Reproduce all the lines below exactly and omit the images.

☆ ☆ ☆ ☆

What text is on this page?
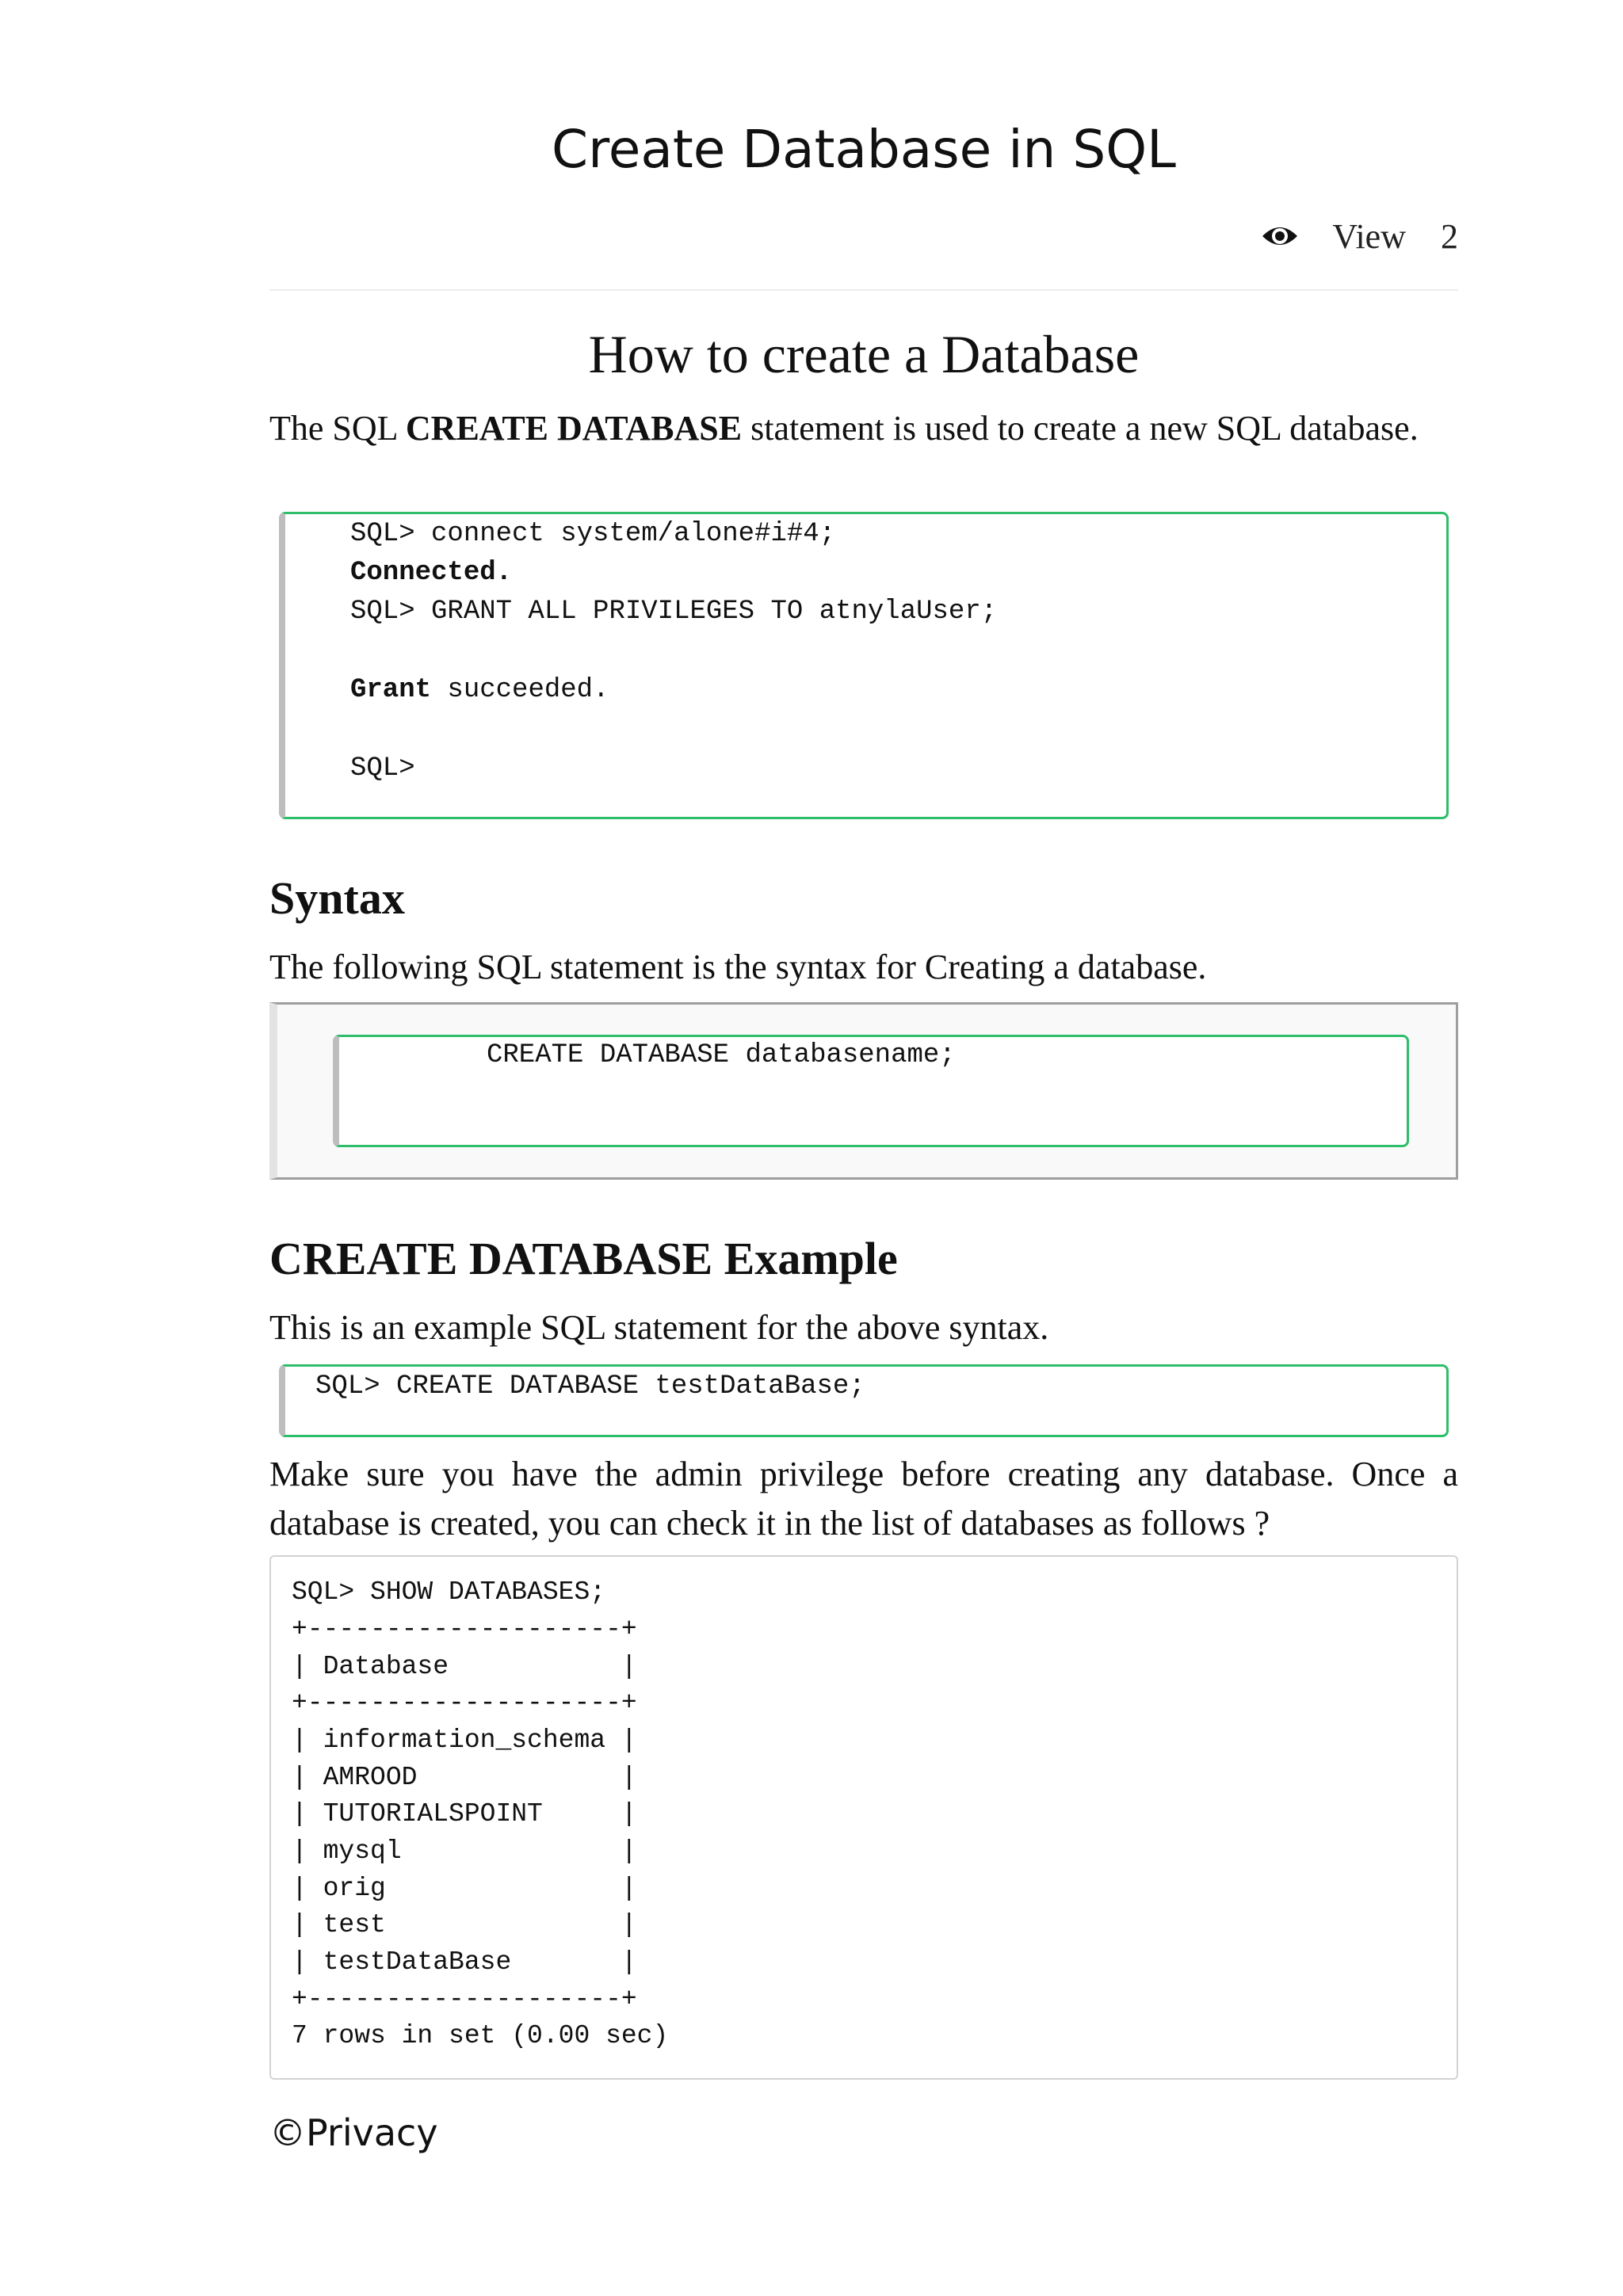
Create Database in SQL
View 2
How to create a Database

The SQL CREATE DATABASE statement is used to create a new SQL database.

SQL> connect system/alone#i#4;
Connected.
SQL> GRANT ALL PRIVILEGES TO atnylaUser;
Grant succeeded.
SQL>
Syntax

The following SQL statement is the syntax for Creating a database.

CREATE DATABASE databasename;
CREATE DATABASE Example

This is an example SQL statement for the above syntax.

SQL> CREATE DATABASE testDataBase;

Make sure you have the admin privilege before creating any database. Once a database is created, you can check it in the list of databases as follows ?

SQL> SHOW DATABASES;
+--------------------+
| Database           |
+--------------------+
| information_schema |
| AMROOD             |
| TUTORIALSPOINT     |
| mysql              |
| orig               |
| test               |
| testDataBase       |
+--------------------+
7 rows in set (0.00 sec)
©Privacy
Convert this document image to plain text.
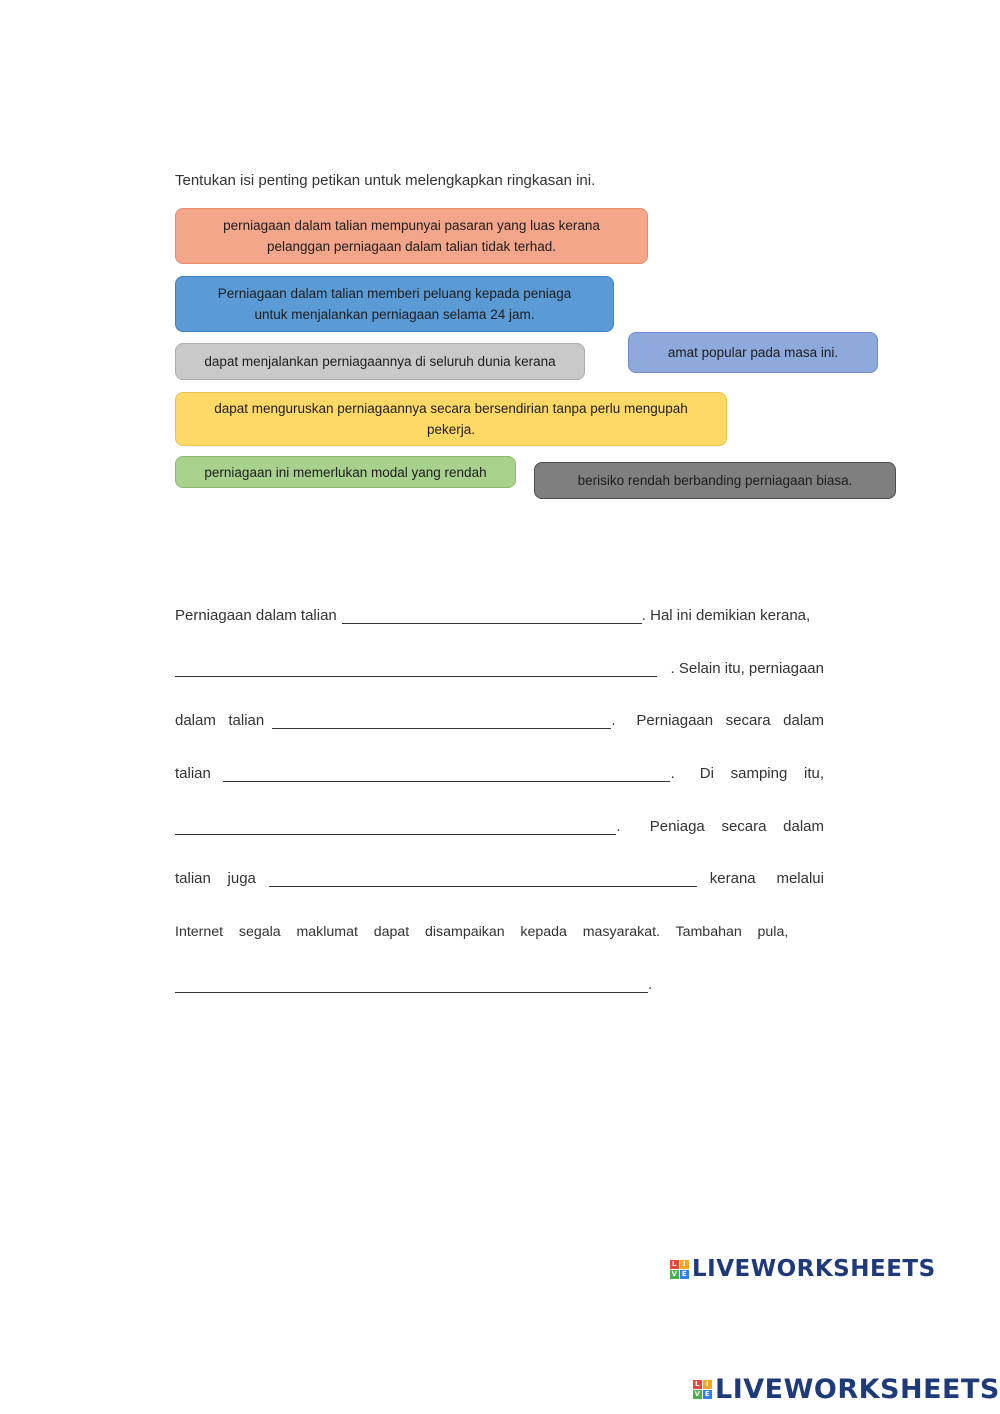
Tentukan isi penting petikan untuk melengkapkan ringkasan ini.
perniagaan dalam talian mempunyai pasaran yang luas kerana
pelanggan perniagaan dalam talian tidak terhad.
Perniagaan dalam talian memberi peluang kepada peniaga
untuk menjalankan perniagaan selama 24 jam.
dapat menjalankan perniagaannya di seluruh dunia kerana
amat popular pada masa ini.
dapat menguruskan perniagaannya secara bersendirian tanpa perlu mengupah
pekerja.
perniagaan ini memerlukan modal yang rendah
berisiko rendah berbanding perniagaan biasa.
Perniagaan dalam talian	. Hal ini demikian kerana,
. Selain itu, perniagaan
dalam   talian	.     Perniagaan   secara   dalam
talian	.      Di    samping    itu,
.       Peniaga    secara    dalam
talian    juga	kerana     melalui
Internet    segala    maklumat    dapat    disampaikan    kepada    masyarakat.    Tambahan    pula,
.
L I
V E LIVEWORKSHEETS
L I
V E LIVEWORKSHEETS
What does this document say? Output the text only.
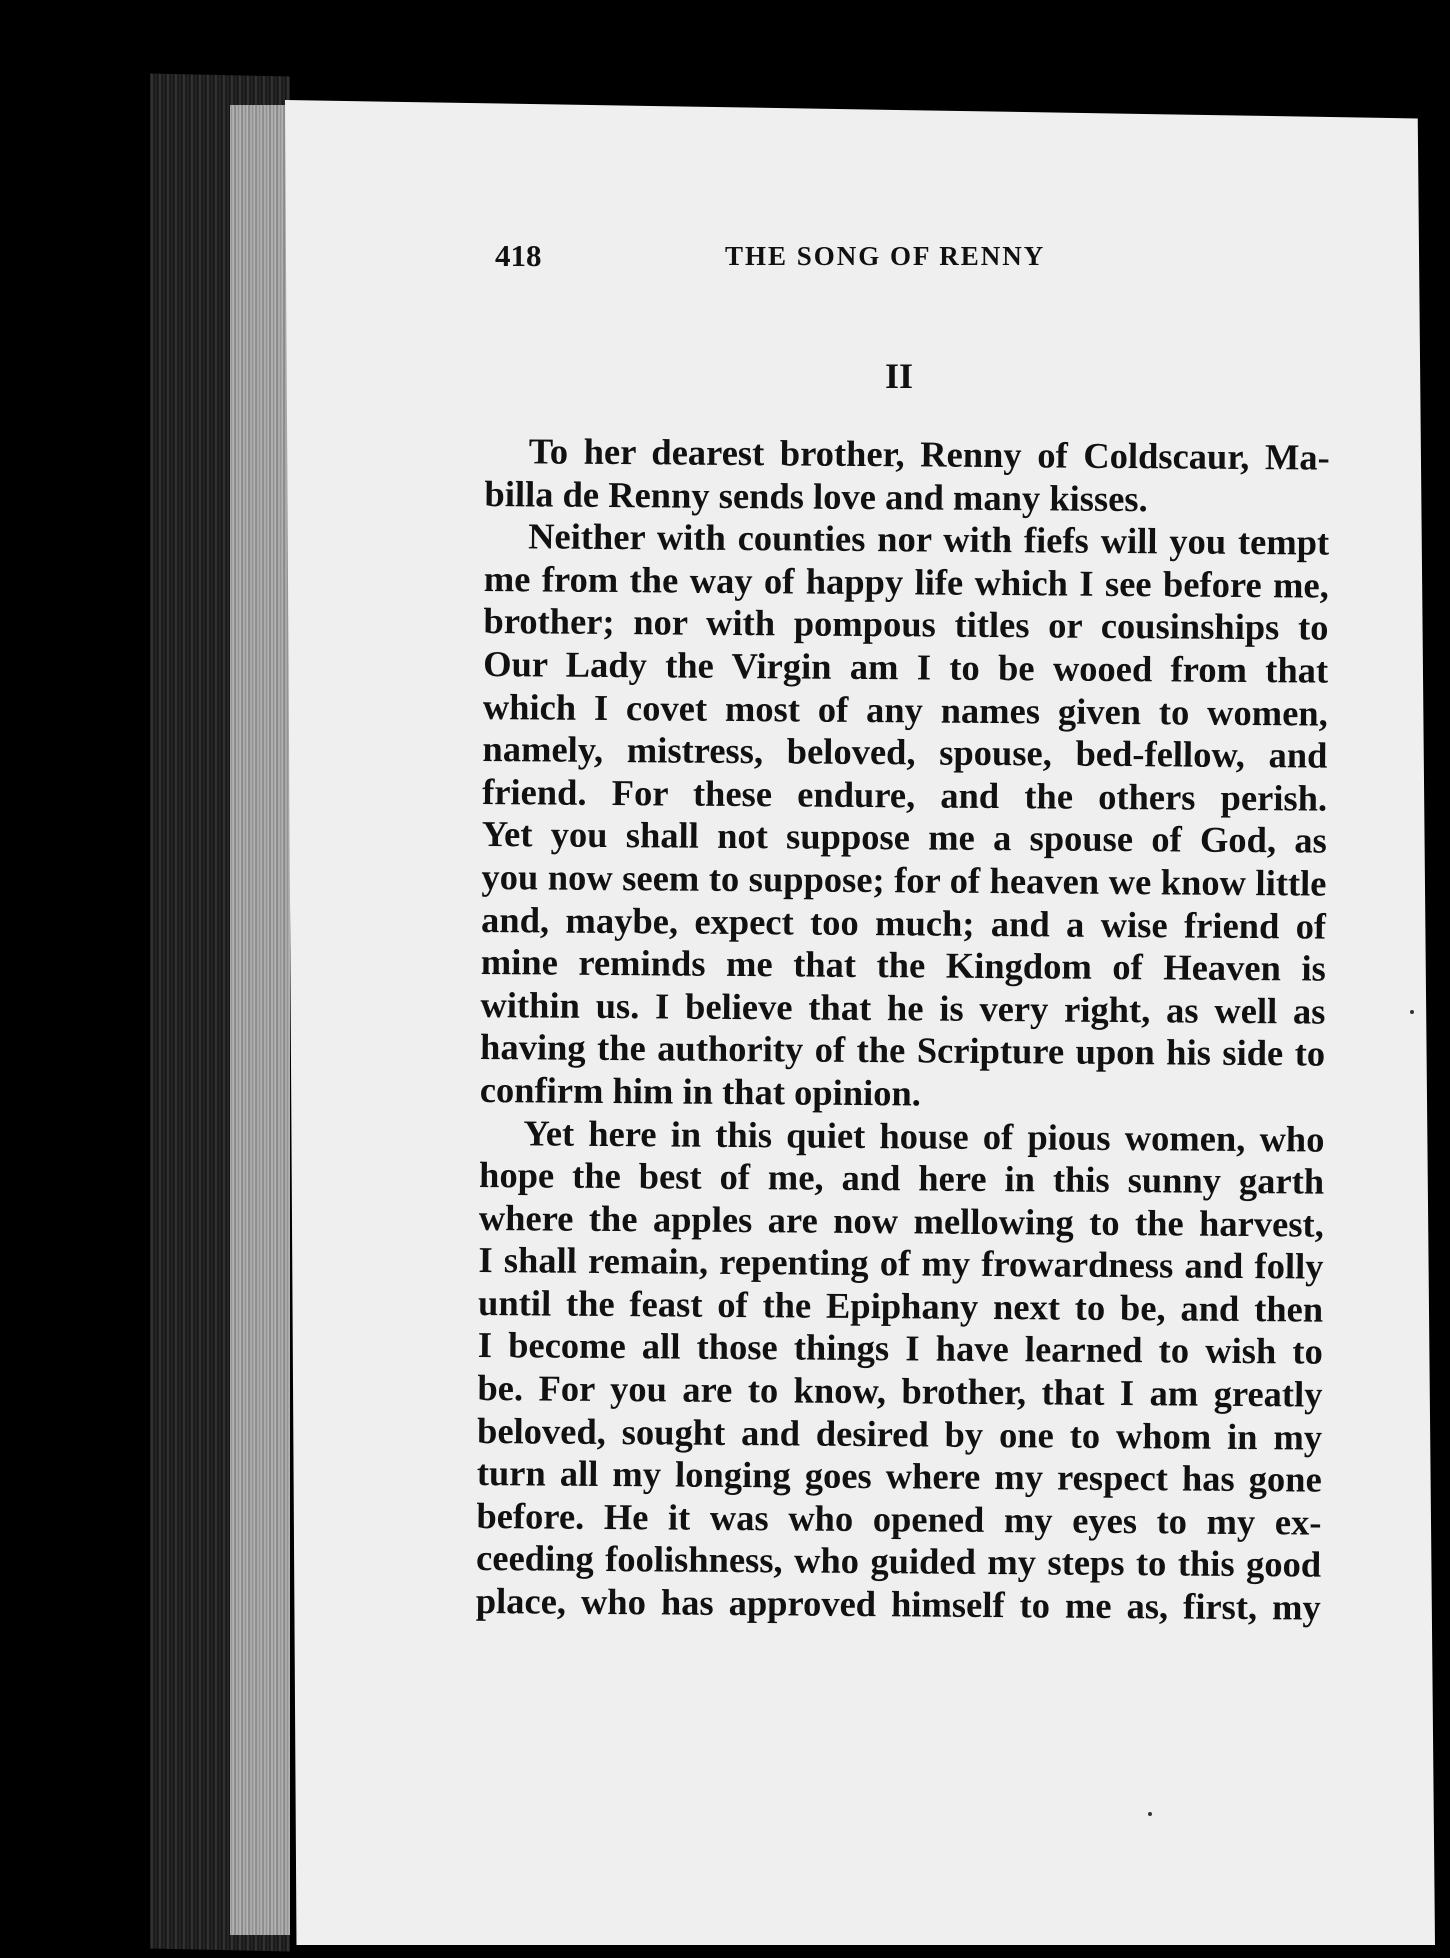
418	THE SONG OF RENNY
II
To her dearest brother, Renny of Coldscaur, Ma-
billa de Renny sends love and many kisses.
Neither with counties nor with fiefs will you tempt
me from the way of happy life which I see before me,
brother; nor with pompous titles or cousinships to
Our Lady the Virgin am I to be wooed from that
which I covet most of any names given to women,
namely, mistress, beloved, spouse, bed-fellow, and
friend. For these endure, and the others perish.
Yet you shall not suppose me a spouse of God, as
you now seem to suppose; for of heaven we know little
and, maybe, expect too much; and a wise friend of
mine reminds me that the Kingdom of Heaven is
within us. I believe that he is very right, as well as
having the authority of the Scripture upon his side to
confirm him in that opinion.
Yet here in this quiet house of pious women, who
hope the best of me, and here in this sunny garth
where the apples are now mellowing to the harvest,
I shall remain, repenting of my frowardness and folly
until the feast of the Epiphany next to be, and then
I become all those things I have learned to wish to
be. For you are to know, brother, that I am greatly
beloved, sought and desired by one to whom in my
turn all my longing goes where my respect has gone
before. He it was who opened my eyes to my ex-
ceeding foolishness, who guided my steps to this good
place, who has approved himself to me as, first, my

☆ ☆ ☆ ☆

• _FULL SOLUTION_
What text is on this page?
Create Database in SQL
View 2
How to create a Database

The SQL CREATE DATABASE statement is used to create a new SQL database.

SQL> connect system/alone#i#4;
Connected.
SQL> GRANT ALL PRIVILEGES TO atnylaUser;
Grant succeeded.
SQL>
Syntax

The following SQL statement is the syntax for Creating a database.

CREATE DATABASE databasename;
CREATE DATABASE Example

This is an example SQL statement for the above syntax.

SQL> CREATE DATABASE testDataBase;

Make sure you have the admin privilege before creating any database. Once a database is created, you can check it in the list of databases as follows ?

SQL> SHOW DATABASES;
+--------------------+
| Database           |
+--------------------+
| information_schema |
| AMROOD             |
| TUTORIALSPOINT     |
| mysql              |
| orig               |
| test               |
| testDataBase       |
+--------------------+
7 rows in set (0.00 sec)
©Privacy
Convert this document image to plain text.
Tentukan isi penting petikan untuk melengkapkan ringkasan ini.
perniagaan dalam talian mempunyai pasaran yang luas kerana
pelanggan perniagaan dalam talian tidak terhad.
Perniagaan dalam talian memberi peluang kepada peniaga
untuk menjalankan perniagaan selama 24 jam.
dapat menjalankan perniagaannya di seluruh dunia kerana
amat popular pada masa ini.
dapat menguruskan perniagaannya secara bersendirian tanpa perlu mengupah
pekerja.
perniagaan ini memerlukan modal yang rendah
berisiko rendah berbanding perniagaan biasa.
Perniagaan dalam talian	. Hal ini demikian kerana,
. Selain itu, perniagaan
dalam   talian	.     Perniagaan   secara   dalam
talian	.      Di    samping    itu,
.       Peniaga    secara    dalam
talian    juga	kerana     melalui
Internet    segala    maklumat    dapat    disampaikan    kepada    masyarakat.    Tambahan    pula,
.
L I
V E LIVEWORKSHEETS
L I
V E LIVEWORKSHEETS
What does this document say? Output the text only.
418	THE SONG OF RENNY
II
To her dearest brother, Renny of Coldscaur, Ma-
billa de Renny sends love and many kisses.
Neither with counties nor with fiefs will you tempt
me from the way of happy life which I see before me,
brother; nor with pompous titles or cousinships to
Our Lady the Virgin am I to be wooed from that
which I covet most of any names given to women,
namely, mistress, beloved, spouse, bed-fellow, and
friend. For these endure, and the others perish.
Yet you shall not suppose me a spouse of God, as
you now seem to suppose; for of heaven we know little
and, maybe, expect too much; and a wise friend of
mine reminds me that the Kingdom of Heaven is
within us. I believe that he is very right, as well as
having the authority of the Scripture upon his side to
confirm him in that opinion.
Yet here in this quiet house of pious women, who
hope the best of me, and here in this sunny garth
where the apples are now mellowing to the harvest,
I shall remain, repenting of my frowardness and folly
until the feast of the Epiphany next to be, and then
I become all those things I have learned to wish to
be. For you are to know, brother, that I am greatly
beloved, sought and desired by one to whom in my
turn all my longing goes where my respect has gone
before. He it was who opened my eyes to my ex-
ceeding foolishness, who guided my steps to this good
place, who has approved himself to me as, first, my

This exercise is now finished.